> [Entries supplied]:
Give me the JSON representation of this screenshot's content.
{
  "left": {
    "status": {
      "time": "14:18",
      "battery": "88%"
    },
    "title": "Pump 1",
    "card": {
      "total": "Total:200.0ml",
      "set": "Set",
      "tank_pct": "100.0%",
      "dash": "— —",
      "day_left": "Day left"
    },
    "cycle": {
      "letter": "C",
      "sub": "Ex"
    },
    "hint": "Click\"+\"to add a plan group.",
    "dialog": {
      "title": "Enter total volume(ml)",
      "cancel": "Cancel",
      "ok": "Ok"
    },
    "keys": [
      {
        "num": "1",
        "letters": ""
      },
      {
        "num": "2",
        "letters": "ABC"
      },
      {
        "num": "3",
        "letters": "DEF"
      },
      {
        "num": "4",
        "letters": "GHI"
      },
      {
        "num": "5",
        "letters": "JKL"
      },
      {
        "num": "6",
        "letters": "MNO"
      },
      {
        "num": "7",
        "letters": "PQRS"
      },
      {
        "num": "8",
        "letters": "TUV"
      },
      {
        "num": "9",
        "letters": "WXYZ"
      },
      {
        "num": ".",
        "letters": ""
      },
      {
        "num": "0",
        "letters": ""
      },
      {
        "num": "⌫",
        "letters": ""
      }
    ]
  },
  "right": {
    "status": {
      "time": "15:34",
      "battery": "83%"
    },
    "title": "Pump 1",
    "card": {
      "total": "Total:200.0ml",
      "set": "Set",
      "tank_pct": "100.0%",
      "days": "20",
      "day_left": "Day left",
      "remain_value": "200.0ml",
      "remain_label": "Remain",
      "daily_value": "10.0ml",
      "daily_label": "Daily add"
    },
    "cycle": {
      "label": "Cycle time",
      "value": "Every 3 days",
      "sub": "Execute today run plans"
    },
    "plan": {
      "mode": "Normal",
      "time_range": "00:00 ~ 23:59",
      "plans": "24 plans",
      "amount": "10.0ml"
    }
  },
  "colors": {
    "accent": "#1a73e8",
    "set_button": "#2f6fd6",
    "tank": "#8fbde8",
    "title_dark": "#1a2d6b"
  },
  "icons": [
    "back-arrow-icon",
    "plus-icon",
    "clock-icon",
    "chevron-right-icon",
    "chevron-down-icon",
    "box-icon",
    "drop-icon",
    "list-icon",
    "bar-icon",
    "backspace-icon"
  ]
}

> [What the task requires]: Say, as a bare number, how many lines in the entries above include the string "letters".

> [Written solution]: 12